(Collected data entries)
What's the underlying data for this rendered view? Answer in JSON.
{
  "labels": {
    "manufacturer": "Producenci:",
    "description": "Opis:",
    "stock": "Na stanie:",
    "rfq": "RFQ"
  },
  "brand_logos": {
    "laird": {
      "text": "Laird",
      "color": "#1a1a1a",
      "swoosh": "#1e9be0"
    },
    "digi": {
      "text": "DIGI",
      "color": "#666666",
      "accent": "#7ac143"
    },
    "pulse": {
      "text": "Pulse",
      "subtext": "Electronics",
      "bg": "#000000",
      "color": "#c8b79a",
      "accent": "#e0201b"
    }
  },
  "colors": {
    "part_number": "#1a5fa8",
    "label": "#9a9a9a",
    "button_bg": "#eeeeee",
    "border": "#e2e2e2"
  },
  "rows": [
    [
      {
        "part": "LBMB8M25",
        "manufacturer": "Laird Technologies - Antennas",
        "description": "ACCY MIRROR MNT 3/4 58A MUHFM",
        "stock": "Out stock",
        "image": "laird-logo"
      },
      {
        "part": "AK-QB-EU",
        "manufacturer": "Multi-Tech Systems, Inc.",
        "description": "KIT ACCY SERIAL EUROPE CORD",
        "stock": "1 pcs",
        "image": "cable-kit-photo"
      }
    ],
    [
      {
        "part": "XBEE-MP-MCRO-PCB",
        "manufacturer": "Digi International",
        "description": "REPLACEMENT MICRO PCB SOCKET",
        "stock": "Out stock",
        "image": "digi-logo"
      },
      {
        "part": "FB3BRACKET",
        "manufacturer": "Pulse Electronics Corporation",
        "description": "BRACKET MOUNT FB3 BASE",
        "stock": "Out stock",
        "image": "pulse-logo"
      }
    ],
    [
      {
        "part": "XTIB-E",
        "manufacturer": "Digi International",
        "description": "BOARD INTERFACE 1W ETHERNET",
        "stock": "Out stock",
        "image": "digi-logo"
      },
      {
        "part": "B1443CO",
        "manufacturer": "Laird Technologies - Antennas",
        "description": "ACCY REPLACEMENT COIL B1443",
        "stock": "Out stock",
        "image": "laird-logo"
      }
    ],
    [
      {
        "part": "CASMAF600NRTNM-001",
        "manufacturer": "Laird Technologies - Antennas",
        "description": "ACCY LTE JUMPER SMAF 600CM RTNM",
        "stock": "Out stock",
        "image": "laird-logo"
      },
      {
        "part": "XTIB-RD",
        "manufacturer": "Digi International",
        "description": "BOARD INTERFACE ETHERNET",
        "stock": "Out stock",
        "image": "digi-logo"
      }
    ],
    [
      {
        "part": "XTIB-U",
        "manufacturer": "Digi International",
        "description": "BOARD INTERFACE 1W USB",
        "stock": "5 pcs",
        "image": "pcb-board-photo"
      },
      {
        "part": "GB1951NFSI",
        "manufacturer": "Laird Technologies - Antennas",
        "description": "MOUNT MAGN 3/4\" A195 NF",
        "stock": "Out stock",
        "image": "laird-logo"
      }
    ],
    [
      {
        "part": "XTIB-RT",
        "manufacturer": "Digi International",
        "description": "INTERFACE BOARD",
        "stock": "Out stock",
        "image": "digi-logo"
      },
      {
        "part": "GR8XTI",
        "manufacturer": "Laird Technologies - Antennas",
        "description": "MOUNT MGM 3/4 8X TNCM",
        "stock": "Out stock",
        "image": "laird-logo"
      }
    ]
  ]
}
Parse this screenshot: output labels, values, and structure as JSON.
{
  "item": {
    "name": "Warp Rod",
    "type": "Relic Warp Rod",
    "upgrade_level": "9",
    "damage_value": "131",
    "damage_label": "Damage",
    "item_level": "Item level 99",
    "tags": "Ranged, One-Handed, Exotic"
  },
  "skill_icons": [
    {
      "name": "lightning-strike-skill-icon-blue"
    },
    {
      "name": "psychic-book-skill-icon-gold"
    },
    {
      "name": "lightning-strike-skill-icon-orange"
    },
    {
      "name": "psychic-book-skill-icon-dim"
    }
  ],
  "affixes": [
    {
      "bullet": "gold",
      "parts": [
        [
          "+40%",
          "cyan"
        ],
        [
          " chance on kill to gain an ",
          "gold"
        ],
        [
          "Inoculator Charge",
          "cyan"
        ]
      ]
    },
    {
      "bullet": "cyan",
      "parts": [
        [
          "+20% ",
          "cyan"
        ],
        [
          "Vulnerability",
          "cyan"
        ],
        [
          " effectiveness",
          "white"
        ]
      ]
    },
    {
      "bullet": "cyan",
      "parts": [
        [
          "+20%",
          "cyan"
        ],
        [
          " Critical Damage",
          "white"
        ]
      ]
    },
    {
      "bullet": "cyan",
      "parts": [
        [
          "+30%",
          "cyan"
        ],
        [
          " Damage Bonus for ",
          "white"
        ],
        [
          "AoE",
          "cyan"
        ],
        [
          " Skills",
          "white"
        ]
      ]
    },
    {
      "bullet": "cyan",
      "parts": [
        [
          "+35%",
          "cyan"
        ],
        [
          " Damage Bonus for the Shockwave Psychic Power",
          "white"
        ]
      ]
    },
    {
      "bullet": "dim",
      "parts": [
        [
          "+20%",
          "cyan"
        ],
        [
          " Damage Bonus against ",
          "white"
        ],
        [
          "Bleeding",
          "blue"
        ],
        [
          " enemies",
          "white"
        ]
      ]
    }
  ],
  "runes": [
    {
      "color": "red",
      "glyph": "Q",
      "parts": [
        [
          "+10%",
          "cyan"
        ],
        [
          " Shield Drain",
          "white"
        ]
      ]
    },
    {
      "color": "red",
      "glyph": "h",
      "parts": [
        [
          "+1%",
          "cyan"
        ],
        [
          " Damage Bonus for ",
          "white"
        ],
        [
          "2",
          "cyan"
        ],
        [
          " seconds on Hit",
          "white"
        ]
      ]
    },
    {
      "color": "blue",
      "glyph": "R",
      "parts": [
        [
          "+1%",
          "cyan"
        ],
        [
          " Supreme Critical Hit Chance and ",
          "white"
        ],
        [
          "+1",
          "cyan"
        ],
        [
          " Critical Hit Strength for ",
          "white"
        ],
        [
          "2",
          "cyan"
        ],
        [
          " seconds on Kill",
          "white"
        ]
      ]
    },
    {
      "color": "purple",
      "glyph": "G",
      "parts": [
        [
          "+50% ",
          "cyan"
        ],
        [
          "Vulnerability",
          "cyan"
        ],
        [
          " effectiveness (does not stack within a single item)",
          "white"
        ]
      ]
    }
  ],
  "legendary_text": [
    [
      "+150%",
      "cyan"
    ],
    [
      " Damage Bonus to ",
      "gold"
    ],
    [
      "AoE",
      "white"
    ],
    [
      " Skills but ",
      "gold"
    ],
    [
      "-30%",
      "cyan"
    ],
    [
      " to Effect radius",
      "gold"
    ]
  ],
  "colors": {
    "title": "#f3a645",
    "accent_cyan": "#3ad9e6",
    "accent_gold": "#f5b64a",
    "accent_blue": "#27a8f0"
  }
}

◆ What to do
Output all of the material exactly as written.

◆ Written reply
What's the underlying data for this rendered view? Answer in JSON.
{
  "labels": {
    "manufacturer": "Producenci:",
    "description": "Opis:",
    "stock": "Na stanie:",
    "rfq": "RFQ"
  },
  "brand_logos": {
    "laird": {
      "text": "Laird",
      "color": "#1a1a1a",
      "swoosh": "#1e9be0"
    },
    "digi": {
      "text": "DIGI",
      "color": "#666666",
      "accent": "#7ac143"
    },
    "pulse": {
      "text": "Pulse",
      "subtext": "Electronics",
      "bg": "#000000",
      "color": "#c8b79a",
      "accent": "#e0201b"
    }
  },
  "colors": {
    "part_number": "#1a5fa8",
    "label": "#9a9a9a",
    "button_bg": "#eeeeee",
    "border": "#e2e2e2"
  },
  "rows": [
    [
      {
        "part": "LBMB8M25",
        "manufacturer": "Laird Technologies - Antennas",
        "description": "ACCY MIRROR MNT 3/4 58A MUHFM",
        "stock": "Out stock",
        "image": "laird-logo"
      },
      {
        "part": "AK-QB-EU",
        "manufacturer": "Multi-Tech Systems, Inc.",
        "description": "KIT ACCY SERIAL EUROPE CORD",
        "stock": "1 pcs",
        "image": "cable-kit-photo"
      }
    ],
    [
      {
        "part": "XBEE-MP-MCRO-PCB",
        "manufacturer": "Digi International",
        "description": "REPLACEMENT MICRO PCB SOCKET",
        "stock": "Out stock",
        "image": "digi-logo"
      },
      {
        "part": "FB3BRACKET",
        "manufacturer": "Pulse Electronics Corporation",
        "description": "BRACKET MOUNT FB3 BASE",
        "stock": "Out stock",
        "image": "pulse-logo"
      }
    ],
    [
      {
        "part": "XTIB-E",
        "manufacturer": "Digi International",
        "description": "BOARD INTERFACE 1W ETHERNET",
        "stock": "Out stock",
        "image": "digi-logo"
      },
      {
        "part": "B1443CO",
        "manufacturer": "Laird Technologies - Antennas",
        "description": "ACCY REPLACEMENT COIL B1443",
        "stock": "Out stock",
        "image": "laird-logo"
      }
    ],
    [
      {
        "part": "CASMAF600NRTNM-001",
        "manufacturer": "Laird Technologies - Antennas",
        "description": "ACCY LTE JUMPER SMAF 600CM RTNM",
        "stock": "Out stock",
        "image": "laird-logo"
      },
      {
        "part": "XTIB-RD",
        "manufacturer": "Digi International",
        "description": "BOARD INTERFACE ETHERNET",
        "stock": "Out stock",
        "image": "digi-logo"
      }
    ],
    [
      {
        "part": "XTIB-U",
        "manufacturer": "Digi International",
        "description": "BOARD INTERFACE 1W USB",
        "stock": "5 pcs",
        "image": "pcb-board-photo"
      },
      {
        "part": "GB1951NFSI",
        "manufacturer": "Laird Technologies - Antennas",
        "description": "MOUNT MAGN 3/4\" A195 NF",
        "stock": "Out stock",
        "image": "laird-logo"
      }
    ],
    [
      {
        "part": "XTIB-RT",
        "manufacturer": "Digi International",
        "description": "INTERFACE BOARD",
        "stock": "Out stock",
        "image": "digi-logo"
      },
      {
        "part": "GR8XTI",
        "manufacturer": "Laird Technologies - Antennas",
        "description": "MOUNT MGM 3/4 8X TNCM",
        "stock": "Out stock",
        "image": "laird-logo"
      }
    ]
  ]
}
Parse this screenshot: output labels, values, and structure as JSON.
{
  "item": {
    "name": "Warp Rod",
    "type": "Relic Warp Rod",
    "upgrade_level": "9",
    "damage_value": "131",
    "damage_label": "Damage",
    "item_level": "Item level 99",
    "tags": "Ranged, One-Handed, Exotic"
  },
  "skill_icons": [
    {
      "name": "lightning-strike-skill-icon-blue"
    },
    {
      "name": "psychic-book-skill-icon-gold"
    },
    {
      "name": "lightning-strike-skill-icon-orange"
    },
    {
      "name": "psychic-book-skill-icon-dim"
    }
  ],
  "affixes": [
    {
      "bullet": "gold",
      "parts": [
        [
          "+40%",
          "cyan"
        ],
        [
          " chance on kill to gain an ",
          "gold"
        ],
        [
          "Inoculator Charge",
          "cyan"
        ]
      ]
    },
    {
      "bullet": "cyan",
      "parts": [
        [
          "+20% ",
          "cyan"
        ],
        [
          "Vulnerability",
          "cyan"
        ],
        [
          " effectiveness",
          "white"
        ]
      ]
    },
    {
      "bullet": "cyan",
      "parts": [
        [
          "+20%",
          "cyan"
        ],
        [
          " Critical Damage",
          "white"
        ]
      ]
    },
    {
      "bullet": "cyan",
      "parts": [
        [
          "+30%",
          "cyan"
        ],
        [
          " Damage Bonus for ",
          "white"
        ],
        [
          "AoE",
          "cyan"
        ],
        [
          " Skills",
          "white"
        ]
      ]
    },
    {
      "bullet": "cyan",
      "parts": [
        [
          "+35%",
          "cyan"
        ],
        [
          " Damage Bonus for the Shockwave Psychic Power",
          "white"
        ]
      ]
    },
    {
      "bullet": "dim",
      "parts": [
        [
          "+20%",
          "cyan"
        ],
        [
          " Damage Bonus against ",
          "white"
        ],
        [
          "Bleeding",
          "blue"
        ],
        [
          " enemies",
          "white"
        ]
      ]
    }
  ],
  "runes": [
    {
      "color": "red",
      "glyph": "Q",
      "parts": [
        [
          "+10%",
          "cyan"
        ],
        [
          " Shield Drain",
          "white"
        ]
      ]
    },
    {
      "color": "red",
      "glyph": "h",
      "parts": [
        [
          "+1%",
          "cyan"
        ],
        [
          " Damage Bonus for ",
          "white"
        ],
        [
          "2",
          "cyan"
        ],
        [
          " seconds on Hit",
          "white"
        ]
      ]
    },
    {
      "color": "blue",
      "glyph": "R",
      "parts": [
        [
          "+1%",
          "cyan"
        ],
        [
          " Supreme Critical Hit Chance and ",
          "white"
        ],
        [
          "+1",
          "cyan"
        ],
        [
          " Critical Hit Strength for ",
          "white"
        ],
        [
          "2",
          "cyan"
        ],
        [
          " seconds on Kill",
          "white"
        ]
      ]
    },
    {
      "color": "purple",
      "glyph": "G",
      "parts": [
        [
          "+50% ",
          "cyan"
        ],
        [
          "Vulnerability",
          "cyan"
        ],
        [
          " effectiveness (does not stack within a single item)",
          "white"
        ]
      ]
    }
  ],
  "legendary_text": [
    [
      "+150%",
      "cyan"
    ],
    [
      " Damage Bonus to ",
      "gold"
    ],
    [
      "AoE",
      "white"
    ],
    [
      " Skills but ",
      "gold"
    ],
    [
      "-30%",
      "cyan"
    ],
    [
      " to Effect radius",
      "gold"
    ]
  ],
  "colors": {
    "title": "#f3a645",
    "accent_cyan": "#3ad9e6",
    "accent_gold": "#f5b64a",
    "accent_blue": "#27a8f0"
  }
}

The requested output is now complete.